## START
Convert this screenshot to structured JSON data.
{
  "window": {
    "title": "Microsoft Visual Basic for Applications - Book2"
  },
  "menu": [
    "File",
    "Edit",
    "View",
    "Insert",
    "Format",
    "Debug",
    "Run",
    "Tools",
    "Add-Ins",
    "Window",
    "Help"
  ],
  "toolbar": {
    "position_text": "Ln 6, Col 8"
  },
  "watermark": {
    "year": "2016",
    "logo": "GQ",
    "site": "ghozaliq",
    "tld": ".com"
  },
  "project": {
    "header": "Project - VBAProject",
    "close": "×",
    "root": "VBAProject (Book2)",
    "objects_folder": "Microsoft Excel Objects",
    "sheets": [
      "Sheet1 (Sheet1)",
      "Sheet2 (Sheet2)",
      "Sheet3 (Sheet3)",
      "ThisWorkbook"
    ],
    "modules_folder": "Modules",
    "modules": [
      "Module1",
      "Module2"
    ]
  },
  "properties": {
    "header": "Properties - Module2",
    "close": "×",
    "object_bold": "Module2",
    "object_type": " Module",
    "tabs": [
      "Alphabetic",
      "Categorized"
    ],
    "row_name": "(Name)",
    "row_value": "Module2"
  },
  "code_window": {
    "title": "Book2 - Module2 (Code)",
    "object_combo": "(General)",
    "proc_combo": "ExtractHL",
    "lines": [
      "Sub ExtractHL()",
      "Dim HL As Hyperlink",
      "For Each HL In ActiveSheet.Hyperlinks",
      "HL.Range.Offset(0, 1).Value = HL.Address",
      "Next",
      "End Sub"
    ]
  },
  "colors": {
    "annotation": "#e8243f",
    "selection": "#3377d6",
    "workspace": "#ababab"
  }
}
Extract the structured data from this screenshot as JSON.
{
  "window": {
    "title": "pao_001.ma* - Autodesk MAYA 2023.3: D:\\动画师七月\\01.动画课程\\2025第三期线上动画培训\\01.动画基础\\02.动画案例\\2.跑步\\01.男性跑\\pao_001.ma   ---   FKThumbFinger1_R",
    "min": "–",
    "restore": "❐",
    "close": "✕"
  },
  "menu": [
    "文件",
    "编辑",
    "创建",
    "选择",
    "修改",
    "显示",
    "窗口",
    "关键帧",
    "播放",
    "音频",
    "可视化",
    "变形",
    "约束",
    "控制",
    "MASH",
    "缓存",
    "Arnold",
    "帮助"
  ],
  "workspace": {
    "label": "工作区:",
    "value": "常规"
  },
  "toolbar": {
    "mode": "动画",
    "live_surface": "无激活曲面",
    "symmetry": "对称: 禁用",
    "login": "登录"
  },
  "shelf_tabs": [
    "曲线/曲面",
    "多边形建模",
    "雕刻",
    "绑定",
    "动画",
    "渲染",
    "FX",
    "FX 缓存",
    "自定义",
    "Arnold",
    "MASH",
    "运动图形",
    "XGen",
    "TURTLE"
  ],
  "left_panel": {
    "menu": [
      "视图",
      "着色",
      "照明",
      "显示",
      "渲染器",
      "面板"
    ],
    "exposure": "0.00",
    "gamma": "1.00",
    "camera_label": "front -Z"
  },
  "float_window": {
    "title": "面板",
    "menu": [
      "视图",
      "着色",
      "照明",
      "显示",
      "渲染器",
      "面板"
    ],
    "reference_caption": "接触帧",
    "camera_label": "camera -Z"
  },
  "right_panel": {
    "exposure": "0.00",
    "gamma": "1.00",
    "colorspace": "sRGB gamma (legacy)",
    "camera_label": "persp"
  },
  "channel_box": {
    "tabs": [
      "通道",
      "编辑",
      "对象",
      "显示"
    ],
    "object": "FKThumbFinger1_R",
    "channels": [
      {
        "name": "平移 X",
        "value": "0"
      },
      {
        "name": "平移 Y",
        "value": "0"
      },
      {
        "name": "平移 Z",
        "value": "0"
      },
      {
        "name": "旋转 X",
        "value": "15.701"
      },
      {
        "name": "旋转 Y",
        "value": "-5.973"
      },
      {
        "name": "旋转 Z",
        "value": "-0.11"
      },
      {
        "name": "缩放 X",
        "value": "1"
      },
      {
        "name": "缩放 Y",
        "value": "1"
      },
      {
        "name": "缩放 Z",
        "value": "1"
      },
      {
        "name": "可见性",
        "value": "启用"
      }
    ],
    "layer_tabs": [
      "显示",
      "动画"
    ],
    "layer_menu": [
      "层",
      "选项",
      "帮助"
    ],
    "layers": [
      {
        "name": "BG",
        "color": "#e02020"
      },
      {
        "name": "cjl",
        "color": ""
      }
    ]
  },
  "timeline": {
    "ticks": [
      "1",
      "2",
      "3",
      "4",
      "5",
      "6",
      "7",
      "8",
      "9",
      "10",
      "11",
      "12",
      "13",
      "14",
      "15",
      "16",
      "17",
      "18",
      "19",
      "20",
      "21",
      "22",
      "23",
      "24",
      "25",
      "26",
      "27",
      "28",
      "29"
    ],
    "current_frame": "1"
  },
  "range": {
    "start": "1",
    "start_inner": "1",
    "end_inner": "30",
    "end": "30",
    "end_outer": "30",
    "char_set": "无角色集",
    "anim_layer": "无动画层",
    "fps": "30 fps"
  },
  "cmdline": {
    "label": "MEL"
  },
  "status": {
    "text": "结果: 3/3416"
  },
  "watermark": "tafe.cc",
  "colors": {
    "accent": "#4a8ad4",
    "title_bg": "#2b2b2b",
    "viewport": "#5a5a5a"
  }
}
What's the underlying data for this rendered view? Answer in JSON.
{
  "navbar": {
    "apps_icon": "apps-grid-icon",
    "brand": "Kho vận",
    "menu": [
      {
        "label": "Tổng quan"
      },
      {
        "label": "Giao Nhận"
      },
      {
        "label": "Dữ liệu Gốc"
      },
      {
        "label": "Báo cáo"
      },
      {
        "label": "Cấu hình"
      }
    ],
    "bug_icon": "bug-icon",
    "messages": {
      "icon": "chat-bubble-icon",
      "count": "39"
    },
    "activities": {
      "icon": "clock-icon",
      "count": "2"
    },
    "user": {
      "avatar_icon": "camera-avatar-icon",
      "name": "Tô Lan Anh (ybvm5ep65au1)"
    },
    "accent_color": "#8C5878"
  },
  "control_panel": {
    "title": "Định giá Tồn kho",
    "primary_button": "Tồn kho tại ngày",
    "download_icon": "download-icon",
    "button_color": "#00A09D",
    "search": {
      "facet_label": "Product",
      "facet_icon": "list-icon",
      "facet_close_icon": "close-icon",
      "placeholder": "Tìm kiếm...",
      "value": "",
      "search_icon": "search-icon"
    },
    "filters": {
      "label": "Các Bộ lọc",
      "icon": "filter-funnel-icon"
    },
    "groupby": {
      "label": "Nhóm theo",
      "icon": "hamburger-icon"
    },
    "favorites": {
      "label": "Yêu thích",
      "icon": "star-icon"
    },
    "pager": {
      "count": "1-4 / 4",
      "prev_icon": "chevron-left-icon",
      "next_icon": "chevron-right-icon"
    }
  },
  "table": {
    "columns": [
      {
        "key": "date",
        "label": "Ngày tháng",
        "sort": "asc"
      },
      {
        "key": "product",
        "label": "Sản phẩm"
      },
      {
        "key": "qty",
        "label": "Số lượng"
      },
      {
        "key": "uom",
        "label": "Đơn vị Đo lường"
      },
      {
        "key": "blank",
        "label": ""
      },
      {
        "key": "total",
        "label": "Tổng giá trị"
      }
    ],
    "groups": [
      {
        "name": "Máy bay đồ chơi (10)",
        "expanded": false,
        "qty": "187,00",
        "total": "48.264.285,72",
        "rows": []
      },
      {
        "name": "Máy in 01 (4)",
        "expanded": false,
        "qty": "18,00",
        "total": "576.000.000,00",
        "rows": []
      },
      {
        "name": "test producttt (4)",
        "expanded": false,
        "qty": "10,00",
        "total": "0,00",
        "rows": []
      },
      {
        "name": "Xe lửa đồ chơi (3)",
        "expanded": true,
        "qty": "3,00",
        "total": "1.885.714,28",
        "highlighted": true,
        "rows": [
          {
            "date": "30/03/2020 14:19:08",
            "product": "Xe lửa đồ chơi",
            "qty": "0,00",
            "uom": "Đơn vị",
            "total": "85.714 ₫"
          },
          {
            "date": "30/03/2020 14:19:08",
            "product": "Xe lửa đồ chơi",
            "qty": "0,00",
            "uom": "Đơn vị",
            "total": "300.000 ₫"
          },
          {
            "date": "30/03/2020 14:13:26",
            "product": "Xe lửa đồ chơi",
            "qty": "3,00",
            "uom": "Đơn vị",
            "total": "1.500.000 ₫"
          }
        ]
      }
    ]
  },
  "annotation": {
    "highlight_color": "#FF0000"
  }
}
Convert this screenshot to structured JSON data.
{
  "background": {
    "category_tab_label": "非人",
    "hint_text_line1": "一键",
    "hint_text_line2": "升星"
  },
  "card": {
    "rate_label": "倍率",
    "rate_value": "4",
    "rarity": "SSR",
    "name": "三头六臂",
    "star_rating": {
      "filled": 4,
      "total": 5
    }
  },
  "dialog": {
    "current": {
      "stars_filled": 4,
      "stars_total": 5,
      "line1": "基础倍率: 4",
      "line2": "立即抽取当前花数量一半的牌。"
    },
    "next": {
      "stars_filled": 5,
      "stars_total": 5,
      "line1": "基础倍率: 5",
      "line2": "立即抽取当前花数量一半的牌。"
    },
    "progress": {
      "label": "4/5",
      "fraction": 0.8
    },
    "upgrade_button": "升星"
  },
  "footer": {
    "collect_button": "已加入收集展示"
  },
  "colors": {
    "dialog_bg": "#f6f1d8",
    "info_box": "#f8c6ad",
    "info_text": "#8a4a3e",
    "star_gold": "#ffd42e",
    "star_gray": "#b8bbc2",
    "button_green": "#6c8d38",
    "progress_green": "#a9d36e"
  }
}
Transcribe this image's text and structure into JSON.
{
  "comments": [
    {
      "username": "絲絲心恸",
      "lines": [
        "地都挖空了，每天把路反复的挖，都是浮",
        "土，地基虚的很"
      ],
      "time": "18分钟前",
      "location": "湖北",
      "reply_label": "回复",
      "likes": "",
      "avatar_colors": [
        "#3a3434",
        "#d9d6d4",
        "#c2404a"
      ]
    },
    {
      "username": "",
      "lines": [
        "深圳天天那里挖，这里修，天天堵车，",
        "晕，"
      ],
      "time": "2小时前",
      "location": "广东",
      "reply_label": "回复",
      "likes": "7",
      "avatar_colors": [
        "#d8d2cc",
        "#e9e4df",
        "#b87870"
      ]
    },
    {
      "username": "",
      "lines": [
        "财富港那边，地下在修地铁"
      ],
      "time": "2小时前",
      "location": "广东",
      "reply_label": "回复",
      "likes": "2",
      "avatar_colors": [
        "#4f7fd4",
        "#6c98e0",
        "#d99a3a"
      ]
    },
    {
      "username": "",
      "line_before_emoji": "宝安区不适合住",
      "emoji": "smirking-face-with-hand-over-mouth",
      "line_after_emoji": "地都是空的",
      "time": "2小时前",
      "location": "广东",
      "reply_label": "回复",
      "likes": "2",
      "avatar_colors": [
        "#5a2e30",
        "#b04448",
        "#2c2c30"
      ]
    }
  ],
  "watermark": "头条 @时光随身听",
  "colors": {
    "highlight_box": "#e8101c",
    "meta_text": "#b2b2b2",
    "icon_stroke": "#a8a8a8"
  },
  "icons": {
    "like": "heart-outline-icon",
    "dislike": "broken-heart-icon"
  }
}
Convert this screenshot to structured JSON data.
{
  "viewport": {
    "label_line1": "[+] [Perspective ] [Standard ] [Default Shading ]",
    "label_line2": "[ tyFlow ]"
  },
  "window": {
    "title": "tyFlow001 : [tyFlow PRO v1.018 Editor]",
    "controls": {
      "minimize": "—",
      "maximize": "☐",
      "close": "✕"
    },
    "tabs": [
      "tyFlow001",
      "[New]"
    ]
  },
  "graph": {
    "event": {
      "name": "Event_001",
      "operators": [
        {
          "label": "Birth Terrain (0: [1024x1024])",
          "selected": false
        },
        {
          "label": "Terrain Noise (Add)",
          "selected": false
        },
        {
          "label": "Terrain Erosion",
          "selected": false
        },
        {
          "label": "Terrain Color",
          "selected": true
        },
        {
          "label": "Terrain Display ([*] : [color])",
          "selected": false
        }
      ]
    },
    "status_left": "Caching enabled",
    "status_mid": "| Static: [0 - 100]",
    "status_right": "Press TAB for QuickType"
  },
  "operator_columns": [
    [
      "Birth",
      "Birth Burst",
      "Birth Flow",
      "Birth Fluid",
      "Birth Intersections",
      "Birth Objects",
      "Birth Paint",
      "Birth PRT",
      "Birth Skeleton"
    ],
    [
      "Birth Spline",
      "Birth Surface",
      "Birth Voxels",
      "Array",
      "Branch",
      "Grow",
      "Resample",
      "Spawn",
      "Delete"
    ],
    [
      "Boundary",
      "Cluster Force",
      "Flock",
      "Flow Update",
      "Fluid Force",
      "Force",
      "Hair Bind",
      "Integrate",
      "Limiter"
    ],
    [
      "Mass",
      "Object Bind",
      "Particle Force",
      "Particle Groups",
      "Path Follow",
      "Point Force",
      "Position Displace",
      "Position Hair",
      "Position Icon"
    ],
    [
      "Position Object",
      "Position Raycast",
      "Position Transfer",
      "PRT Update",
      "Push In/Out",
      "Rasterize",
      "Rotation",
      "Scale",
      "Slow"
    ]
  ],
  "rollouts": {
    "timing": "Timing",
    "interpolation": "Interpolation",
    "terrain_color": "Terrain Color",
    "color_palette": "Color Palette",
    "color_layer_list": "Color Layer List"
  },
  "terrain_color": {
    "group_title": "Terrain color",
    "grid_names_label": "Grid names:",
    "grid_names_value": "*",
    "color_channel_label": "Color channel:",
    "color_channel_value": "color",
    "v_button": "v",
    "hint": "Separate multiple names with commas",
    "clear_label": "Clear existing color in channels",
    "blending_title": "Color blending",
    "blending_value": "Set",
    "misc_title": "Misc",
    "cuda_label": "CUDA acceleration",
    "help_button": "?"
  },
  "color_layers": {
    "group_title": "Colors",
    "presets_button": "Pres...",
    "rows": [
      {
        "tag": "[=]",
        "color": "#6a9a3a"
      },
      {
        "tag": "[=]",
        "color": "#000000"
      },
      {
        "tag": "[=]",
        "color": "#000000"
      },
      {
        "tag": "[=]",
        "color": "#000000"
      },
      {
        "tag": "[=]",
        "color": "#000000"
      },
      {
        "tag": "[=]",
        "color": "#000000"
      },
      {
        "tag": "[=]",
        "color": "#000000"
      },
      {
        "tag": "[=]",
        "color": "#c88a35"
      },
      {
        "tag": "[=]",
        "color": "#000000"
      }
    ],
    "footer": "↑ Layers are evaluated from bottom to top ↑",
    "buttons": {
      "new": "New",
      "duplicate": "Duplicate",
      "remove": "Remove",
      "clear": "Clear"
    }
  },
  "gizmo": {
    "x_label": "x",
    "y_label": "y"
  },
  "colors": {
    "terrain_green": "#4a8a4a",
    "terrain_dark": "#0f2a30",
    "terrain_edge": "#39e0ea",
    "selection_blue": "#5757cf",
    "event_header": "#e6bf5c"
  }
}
## END
** Task **
Report the number of lines above that contain the word "watermark", and only that number.

** Final result **
3